WHAT THE EXERCISE ASKS: Keep only those lines of the records that include the string "more".

[Stored records]

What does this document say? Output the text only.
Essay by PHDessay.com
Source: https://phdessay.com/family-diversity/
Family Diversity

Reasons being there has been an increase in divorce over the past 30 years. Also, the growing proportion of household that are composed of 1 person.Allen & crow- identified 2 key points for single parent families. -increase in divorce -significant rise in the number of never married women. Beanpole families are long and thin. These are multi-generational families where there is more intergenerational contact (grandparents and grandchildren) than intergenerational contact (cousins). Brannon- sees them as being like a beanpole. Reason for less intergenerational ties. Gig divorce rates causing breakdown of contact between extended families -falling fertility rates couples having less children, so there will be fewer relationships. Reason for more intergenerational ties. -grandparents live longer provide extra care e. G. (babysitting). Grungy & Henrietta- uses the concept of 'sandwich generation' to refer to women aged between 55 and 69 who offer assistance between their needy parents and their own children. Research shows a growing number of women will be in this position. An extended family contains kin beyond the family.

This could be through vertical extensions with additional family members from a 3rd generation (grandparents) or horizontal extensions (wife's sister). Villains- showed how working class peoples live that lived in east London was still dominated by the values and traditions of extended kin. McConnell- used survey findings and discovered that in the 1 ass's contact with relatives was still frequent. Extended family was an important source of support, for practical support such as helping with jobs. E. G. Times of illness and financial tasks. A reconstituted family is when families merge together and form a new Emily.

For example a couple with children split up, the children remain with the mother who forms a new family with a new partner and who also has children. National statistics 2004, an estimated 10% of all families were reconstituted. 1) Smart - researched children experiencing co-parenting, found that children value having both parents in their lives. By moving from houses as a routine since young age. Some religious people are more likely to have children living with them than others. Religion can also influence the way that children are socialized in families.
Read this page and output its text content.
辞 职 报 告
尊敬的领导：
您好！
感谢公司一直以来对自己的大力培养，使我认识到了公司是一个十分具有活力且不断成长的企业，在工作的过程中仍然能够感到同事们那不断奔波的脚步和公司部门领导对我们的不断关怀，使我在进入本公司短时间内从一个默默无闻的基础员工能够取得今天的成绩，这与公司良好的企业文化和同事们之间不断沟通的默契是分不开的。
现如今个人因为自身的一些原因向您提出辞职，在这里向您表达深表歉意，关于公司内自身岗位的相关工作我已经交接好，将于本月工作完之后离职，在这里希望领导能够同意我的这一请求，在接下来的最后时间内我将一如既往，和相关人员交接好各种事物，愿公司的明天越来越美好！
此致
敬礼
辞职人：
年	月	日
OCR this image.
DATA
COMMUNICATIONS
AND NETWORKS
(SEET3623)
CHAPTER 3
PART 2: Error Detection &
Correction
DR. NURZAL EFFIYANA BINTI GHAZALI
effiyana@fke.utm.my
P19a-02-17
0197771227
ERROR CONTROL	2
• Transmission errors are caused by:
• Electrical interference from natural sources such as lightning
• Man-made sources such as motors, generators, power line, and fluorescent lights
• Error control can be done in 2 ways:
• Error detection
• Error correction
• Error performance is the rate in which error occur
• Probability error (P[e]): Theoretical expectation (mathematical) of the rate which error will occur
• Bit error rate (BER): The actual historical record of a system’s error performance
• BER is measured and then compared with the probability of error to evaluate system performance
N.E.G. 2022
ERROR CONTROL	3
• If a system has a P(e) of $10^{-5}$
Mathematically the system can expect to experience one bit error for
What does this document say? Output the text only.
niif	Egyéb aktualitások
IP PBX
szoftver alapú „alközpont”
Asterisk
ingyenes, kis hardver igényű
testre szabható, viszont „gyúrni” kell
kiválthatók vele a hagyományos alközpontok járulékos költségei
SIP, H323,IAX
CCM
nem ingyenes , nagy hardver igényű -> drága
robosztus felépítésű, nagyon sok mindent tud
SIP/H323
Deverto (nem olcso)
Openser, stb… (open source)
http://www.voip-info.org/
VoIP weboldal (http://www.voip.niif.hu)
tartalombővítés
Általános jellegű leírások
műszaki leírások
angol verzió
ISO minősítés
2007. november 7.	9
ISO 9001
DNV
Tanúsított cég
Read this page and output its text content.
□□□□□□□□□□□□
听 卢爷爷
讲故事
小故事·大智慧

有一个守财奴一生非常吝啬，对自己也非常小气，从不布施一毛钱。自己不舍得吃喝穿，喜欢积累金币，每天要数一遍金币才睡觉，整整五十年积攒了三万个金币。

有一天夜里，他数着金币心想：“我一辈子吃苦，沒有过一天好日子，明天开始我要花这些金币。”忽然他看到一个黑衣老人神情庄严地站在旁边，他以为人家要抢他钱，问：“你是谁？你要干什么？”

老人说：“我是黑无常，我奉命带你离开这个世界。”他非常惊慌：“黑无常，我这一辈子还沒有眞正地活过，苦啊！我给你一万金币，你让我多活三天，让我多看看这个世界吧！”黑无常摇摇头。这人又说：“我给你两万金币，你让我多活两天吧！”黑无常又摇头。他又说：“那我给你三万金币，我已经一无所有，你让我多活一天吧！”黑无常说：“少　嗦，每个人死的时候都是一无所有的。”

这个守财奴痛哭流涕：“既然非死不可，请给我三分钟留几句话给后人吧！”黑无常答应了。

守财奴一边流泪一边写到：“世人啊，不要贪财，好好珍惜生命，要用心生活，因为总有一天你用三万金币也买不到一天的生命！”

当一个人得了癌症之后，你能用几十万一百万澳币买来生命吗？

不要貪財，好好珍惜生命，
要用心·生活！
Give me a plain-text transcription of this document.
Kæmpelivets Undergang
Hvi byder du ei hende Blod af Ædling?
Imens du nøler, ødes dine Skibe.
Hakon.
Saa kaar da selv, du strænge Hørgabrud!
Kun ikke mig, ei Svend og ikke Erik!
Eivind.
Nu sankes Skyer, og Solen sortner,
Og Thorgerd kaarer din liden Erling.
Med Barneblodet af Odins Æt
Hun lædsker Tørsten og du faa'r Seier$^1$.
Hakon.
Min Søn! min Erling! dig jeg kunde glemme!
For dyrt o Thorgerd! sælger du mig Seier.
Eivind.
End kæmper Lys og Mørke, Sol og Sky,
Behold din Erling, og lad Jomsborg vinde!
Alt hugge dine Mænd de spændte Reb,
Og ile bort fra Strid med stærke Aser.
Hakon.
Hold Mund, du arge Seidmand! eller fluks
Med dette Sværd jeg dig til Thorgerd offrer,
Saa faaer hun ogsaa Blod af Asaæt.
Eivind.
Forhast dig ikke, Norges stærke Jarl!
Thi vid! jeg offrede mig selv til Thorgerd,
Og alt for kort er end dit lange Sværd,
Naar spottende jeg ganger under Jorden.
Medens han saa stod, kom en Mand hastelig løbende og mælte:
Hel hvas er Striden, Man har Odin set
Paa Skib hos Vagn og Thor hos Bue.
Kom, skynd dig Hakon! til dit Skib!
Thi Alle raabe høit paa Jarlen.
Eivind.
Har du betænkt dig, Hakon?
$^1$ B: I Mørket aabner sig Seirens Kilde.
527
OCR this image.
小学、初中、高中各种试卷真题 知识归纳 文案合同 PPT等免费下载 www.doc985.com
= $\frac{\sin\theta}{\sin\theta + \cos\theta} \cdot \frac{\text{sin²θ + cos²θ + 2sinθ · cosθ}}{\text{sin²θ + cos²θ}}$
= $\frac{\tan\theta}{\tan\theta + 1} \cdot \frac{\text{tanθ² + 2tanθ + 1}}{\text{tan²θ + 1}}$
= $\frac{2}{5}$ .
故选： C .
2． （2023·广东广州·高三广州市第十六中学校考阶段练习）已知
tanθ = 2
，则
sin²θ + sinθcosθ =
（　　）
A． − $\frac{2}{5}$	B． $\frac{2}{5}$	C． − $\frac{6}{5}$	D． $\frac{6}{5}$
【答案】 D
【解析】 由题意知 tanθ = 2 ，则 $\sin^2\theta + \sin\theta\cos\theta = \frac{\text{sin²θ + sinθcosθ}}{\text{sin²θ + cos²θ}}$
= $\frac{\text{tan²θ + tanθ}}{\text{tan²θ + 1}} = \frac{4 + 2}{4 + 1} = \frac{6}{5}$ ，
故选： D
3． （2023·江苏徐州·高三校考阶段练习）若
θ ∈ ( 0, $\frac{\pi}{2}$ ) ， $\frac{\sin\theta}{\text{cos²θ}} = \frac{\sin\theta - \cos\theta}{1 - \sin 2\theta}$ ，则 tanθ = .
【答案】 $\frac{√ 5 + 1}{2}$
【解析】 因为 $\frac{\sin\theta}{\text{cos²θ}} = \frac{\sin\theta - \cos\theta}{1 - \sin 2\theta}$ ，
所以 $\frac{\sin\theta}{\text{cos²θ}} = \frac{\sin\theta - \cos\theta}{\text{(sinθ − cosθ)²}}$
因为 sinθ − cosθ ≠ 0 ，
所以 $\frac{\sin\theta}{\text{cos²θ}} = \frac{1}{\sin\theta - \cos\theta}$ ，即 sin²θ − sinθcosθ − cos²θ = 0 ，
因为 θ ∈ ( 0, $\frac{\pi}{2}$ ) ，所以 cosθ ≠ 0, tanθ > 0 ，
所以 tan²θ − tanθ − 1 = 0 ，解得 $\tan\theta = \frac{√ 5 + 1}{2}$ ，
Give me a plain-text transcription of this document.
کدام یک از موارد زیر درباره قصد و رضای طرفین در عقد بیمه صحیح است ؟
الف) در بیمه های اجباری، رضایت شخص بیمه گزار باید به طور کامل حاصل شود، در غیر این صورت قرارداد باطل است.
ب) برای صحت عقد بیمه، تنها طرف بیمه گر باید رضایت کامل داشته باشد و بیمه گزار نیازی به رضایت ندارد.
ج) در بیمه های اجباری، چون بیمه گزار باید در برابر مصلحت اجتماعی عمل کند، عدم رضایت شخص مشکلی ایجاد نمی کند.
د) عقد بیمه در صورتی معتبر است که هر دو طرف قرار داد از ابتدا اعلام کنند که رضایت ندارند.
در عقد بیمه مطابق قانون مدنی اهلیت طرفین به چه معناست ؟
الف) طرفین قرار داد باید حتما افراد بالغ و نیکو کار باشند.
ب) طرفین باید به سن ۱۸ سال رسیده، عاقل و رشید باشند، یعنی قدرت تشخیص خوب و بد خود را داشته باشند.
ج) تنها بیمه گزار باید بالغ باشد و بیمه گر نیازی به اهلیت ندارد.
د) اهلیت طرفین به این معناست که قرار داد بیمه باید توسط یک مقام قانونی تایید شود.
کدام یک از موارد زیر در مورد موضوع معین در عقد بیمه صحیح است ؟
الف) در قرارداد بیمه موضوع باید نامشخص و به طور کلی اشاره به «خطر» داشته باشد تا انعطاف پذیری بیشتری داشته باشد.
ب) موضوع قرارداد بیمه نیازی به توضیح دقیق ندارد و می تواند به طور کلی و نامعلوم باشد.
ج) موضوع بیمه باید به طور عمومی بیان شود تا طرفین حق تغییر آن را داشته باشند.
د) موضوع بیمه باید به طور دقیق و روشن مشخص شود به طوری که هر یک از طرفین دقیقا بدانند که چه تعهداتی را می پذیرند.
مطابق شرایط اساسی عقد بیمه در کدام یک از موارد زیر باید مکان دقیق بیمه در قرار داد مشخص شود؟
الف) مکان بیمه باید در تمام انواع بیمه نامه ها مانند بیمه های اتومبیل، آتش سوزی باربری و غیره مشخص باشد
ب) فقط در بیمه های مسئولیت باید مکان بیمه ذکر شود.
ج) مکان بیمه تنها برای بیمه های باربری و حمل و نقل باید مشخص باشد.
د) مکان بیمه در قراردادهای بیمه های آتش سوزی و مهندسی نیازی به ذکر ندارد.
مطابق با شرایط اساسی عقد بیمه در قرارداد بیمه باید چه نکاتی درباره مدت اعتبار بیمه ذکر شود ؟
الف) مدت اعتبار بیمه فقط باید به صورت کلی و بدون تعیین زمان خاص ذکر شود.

RESPONSE TO THE EXERCISE:
Reasons being there has been an increase in divorce over the past 30 years. Also, the growing proportion of household that are composed of 1 person.Allen & crow- identified 2 key points for single parent families. -increase in divorce -significant rise in the number of never married women. Beanpole families are long and thin. These are multi-generational families where there is more intergenerational contact (grandparents and grandchildren) than intergenerational contact (cousins). Brannon- sees them as being like a beanpole. Reason for less intergenerational ties. Gig divorce rates causing breakdown of contact between extended families -falling fertility rates couples having less children, so there will be fewer relationships. Reason for more intergenerational ties. -grandparents live longer provide extra care e. G. (babysitting). Grungy & Henrietta- uses the concept of 'sandwich generation' to refer to women aged between 55 and 69 who offer assistance between their needy parents and their own children. Research shows a growing number of women will be in this position. An extended family contains kin beyond the family.
For example a couple with children split up, the children remain with the mother who forms a new family with a new partner and who also has children. National statistics 2004, an estimated 10% of all families were reconstituted. 1) Smart - researched children experiencing co-parenting, found that children value having both parents in their lives. By moving from houses as a routine since young age. Some religious people are more likely to have children living with them than others. Religion can also influence the way that children are socialized in families.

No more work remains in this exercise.